Entries taken from a collection
···

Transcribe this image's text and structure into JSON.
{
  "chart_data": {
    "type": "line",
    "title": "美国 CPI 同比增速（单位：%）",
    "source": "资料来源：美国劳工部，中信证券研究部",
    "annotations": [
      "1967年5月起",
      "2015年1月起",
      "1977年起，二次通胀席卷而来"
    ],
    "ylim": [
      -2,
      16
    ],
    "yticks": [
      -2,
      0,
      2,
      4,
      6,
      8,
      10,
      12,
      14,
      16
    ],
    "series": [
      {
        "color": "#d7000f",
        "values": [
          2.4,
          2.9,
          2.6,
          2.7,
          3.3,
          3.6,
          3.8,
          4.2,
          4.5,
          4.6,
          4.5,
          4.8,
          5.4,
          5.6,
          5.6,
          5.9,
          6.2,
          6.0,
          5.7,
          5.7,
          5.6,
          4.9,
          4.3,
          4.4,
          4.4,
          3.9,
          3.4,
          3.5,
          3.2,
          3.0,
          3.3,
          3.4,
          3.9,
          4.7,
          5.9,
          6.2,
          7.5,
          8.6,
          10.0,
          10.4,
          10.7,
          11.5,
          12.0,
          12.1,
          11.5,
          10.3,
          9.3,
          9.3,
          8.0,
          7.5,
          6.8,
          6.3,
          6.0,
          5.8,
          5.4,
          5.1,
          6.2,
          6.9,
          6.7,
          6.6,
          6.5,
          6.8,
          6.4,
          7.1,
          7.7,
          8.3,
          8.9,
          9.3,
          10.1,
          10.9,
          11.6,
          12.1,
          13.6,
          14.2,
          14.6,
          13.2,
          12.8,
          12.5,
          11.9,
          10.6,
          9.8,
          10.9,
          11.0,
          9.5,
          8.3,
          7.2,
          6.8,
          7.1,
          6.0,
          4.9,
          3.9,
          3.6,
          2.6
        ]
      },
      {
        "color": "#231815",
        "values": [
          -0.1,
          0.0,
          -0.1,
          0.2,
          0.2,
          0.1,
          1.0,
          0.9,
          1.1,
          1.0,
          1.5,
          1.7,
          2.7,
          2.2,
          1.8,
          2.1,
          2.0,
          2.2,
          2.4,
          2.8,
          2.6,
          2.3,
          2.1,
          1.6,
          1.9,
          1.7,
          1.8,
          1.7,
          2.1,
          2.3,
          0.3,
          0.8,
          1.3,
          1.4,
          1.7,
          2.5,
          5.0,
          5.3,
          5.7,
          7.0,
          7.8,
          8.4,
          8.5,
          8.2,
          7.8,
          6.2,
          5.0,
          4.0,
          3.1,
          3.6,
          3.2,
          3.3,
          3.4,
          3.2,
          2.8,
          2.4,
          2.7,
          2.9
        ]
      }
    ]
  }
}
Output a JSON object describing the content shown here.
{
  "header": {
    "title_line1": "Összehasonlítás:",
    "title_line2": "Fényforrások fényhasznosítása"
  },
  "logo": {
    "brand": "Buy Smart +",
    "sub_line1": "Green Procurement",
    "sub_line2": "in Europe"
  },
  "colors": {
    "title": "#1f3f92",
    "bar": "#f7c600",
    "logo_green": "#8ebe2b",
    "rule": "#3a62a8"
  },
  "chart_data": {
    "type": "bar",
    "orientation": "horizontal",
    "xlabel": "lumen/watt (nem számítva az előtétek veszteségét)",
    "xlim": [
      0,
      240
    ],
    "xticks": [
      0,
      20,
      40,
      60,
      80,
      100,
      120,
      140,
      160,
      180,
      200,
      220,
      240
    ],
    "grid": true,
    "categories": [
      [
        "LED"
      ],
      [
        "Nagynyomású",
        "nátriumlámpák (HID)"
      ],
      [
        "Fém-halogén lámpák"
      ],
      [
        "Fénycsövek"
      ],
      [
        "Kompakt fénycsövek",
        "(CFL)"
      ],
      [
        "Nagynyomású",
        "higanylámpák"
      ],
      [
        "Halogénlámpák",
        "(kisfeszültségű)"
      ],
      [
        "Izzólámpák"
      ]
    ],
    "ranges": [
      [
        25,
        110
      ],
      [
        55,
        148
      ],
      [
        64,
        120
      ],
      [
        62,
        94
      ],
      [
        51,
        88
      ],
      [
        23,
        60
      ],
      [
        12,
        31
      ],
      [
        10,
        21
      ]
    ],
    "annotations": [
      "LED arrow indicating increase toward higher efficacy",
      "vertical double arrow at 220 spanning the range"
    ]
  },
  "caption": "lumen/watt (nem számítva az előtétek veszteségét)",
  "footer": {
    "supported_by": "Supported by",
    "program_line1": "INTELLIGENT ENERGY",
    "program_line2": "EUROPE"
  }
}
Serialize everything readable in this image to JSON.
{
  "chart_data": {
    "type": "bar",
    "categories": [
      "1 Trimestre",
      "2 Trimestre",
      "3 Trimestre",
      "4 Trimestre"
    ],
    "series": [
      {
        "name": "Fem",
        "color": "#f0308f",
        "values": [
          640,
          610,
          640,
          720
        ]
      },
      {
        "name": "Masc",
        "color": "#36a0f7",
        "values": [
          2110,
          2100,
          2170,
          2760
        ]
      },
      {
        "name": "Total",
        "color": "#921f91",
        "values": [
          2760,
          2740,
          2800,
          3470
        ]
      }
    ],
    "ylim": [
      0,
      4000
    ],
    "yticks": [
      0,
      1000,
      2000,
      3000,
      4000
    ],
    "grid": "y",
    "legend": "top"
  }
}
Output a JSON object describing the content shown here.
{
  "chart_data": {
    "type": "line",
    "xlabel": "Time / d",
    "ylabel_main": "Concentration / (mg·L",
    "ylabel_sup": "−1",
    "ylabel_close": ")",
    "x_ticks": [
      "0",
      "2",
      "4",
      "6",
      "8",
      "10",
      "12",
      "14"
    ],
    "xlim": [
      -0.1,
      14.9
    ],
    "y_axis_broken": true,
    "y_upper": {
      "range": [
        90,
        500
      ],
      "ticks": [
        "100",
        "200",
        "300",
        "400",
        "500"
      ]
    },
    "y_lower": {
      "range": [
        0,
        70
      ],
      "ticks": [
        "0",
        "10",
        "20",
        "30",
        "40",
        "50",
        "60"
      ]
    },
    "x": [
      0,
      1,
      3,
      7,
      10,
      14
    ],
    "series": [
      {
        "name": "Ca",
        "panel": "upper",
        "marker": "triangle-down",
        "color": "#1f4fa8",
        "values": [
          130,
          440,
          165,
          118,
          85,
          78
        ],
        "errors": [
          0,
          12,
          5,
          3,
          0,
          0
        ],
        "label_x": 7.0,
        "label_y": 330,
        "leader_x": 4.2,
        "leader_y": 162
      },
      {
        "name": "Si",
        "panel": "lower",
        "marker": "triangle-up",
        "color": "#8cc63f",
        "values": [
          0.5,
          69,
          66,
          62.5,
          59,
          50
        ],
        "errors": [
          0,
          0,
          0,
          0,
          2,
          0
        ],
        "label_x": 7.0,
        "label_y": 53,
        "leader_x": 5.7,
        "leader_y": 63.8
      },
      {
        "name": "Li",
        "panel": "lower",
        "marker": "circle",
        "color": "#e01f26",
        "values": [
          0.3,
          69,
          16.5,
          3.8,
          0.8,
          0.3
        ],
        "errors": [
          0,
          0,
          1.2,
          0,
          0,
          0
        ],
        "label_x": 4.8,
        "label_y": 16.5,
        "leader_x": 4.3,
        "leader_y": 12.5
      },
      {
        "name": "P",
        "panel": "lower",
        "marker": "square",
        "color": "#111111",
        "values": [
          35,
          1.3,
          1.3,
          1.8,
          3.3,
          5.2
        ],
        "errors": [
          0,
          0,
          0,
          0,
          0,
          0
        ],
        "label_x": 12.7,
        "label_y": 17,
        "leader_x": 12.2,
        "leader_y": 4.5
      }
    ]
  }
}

···

#### Directions for this task:
Search the entries for the word "marker", then list each line that holds it.

#### Solution for this task:
        "marker": "triangle-down",
        "marker": "triangle-up",
        "marker": "circle",
        "marker": "square",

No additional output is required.